[MATERIAL SHOWN start]

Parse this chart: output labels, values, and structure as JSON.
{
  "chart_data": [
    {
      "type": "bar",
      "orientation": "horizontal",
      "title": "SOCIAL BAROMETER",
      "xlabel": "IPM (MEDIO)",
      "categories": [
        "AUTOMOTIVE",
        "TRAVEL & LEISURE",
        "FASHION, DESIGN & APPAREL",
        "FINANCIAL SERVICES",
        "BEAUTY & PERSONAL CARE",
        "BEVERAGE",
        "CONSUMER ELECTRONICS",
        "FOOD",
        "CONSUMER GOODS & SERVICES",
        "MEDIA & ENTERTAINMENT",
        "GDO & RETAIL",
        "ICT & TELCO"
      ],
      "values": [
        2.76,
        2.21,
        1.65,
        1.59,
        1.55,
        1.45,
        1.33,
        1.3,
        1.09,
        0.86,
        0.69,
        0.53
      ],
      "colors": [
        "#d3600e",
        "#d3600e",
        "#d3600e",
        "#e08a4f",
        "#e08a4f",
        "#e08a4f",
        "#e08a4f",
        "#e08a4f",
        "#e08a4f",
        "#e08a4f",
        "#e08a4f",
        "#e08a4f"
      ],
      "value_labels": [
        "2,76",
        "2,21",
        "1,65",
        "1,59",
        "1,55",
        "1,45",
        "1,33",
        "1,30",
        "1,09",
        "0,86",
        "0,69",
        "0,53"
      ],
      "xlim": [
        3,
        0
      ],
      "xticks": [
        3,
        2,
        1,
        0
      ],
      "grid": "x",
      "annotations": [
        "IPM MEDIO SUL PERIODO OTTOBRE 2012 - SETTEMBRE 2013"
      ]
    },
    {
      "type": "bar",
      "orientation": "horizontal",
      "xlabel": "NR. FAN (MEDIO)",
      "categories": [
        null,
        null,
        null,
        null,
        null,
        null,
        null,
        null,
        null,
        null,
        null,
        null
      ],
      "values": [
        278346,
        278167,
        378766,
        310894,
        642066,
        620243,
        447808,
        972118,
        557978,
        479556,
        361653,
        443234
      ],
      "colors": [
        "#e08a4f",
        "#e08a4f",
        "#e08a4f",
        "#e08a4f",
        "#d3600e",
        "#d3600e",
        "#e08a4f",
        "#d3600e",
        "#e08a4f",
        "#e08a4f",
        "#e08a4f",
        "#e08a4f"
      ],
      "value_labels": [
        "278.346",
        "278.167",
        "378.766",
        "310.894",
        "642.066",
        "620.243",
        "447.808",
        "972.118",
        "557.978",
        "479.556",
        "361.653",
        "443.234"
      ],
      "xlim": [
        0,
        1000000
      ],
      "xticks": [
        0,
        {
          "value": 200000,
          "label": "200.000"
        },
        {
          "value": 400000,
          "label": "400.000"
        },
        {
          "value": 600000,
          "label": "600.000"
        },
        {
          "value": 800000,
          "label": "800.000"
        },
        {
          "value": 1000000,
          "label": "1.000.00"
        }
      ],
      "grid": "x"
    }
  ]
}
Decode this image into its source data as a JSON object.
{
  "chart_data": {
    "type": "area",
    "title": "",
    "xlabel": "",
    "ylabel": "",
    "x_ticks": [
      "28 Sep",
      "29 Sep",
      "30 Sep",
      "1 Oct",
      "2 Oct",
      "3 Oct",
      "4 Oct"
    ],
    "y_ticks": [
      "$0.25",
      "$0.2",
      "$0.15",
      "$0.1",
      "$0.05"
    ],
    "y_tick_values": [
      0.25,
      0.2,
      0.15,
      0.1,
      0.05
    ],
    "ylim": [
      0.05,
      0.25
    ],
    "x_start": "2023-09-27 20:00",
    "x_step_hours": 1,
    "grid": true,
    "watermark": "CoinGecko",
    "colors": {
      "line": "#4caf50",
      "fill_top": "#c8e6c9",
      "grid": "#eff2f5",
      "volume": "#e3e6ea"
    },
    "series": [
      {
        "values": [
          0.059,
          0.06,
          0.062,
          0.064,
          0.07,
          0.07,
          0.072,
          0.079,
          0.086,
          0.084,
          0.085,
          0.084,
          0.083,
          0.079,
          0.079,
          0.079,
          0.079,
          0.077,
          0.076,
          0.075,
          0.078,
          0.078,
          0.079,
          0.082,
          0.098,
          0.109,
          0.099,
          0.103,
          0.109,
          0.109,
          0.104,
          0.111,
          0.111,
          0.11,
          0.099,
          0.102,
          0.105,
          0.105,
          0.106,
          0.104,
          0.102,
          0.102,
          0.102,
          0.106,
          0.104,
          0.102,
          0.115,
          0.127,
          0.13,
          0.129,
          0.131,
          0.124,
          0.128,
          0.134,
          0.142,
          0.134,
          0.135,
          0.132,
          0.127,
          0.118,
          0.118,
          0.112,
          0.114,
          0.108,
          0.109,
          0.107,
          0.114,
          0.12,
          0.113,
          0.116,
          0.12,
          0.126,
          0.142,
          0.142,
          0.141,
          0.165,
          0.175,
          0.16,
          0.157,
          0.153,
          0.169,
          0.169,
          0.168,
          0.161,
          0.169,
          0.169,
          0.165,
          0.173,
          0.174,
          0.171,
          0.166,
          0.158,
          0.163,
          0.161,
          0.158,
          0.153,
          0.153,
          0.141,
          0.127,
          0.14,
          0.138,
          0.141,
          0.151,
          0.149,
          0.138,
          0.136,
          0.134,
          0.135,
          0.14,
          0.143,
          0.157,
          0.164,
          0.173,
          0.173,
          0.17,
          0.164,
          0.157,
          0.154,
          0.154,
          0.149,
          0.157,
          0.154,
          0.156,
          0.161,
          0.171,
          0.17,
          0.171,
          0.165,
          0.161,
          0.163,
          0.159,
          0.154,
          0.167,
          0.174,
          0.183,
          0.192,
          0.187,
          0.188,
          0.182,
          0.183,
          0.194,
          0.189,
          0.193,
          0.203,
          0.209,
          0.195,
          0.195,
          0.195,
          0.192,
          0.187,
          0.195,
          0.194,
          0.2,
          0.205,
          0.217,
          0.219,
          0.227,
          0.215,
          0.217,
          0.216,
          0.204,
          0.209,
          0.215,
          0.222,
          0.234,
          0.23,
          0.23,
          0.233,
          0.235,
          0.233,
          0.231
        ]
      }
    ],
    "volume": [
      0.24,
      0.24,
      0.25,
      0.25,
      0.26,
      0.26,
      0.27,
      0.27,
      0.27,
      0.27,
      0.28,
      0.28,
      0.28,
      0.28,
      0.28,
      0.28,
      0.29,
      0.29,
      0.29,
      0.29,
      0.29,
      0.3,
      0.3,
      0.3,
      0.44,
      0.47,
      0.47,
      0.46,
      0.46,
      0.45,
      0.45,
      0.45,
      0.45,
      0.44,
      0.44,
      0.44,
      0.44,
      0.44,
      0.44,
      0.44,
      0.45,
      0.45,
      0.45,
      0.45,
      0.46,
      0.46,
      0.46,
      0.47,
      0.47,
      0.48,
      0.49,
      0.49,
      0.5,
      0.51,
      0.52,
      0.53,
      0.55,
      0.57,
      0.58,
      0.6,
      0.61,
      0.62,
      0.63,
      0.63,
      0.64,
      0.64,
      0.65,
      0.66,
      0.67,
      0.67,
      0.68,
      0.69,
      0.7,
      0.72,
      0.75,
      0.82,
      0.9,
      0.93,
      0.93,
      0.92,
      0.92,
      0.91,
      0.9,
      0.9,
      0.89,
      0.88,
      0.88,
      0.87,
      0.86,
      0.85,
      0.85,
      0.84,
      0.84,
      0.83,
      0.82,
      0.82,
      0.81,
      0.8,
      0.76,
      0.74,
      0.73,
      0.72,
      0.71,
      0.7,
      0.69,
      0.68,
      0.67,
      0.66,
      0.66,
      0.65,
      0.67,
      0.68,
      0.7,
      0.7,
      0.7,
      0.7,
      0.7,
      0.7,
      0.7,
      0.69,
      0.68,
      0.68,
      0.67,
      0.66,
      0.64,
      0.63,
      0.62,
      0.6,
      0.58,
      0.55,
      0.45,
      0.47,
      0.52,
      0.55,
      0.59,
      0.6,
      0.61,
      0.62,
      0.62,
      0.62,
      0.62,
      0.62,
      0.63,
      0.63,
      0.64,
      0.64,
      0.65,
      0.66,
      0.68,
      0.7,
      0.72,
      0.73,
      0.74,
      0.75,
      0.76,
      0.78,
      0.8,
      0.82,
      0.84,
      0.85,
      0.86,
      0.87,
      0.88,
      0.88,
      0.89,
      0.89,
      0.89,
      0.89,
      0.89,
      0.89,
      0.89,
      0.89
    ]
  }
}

[MATERIAL SHOWN end]

WHAT TO DO:
Return each full line of the entries that contains the word "JSON".

ANSWER TO THIS TASK:
Parse this chart: output labels, values, and structure as JSON.
Decode this image into its source data as a JSON object.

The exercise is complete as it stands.